Start of Records for this task
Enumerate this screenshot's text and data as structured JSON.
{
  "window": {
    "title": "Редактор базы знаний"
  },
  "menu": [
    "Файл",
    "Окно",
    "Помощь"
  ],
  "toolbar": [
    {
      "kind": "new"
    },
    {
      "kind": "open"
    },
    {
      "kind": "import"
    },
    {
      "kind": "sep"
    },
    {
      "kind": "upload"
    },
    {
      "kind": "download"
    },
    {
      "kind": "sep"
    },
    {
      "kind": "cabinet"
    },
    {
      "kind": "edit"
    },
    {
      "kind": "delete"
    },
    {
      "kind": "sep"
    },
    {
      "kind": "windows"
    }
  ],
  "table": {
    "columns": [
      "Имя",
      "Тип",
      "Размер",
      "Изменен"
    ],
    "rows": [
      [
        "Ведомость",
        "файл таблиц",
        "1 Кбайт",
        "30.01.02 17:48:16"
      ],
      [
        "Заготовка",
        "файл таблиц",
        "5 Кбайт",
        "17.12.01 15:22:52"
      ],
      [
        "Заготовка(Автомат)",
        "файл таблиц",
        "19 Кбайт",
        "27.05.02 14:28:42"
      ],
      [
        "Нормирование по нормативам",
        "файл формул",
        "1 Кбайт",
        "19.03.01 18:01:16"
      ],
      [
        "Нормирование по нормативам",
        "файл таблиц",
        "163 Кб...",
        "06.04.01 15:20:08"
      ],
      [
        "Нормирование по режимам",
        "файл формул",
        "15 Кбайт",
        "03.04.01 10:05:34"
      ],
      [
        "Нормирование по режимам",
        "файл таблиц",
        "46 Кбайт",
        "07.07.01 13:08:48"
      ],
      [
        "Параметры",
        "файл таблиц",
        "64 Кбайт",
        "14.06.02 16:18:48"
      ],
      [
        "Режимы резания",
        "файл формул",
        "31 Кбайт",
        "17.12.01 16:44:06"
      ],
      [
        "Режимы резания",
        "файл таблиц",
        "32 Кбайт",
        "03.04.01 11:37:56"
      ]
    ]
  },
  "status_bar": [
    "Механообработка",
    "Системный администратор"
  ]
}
End of Records for this task
Start of Records for this task
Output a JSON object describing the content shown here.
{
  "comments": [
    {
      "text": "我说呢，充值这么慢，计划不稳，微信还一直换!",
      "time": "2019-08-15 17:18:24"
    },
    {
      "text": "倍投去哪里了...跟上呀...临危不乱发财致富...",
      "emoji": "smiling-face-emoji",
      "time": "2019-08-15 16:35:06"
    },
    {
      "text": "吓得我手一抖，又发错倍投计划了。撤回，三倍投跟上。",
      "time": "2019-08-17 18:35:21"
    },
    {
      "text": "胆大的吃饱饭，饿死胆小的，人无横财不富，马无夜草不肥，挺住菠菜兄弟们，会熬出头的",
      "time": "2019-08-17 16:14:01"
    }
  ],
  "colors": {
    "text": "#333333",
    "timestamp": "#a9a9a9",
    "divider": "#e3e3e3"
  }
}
End of Records for this task
Show every line of the listing in which the string "kind" can be found.

▶ [Written answer]
      "kind": "new"
      "kind": "open"
      "kind": "import"
      "kind": "sep"
      "kind": "upload"
      "kind": "download"
      "kind": "sep"
      "kind": "cabinet"
      "kind": "edit"
      "kind": "delete"
      "kind": "sep"
      "kind": "windows"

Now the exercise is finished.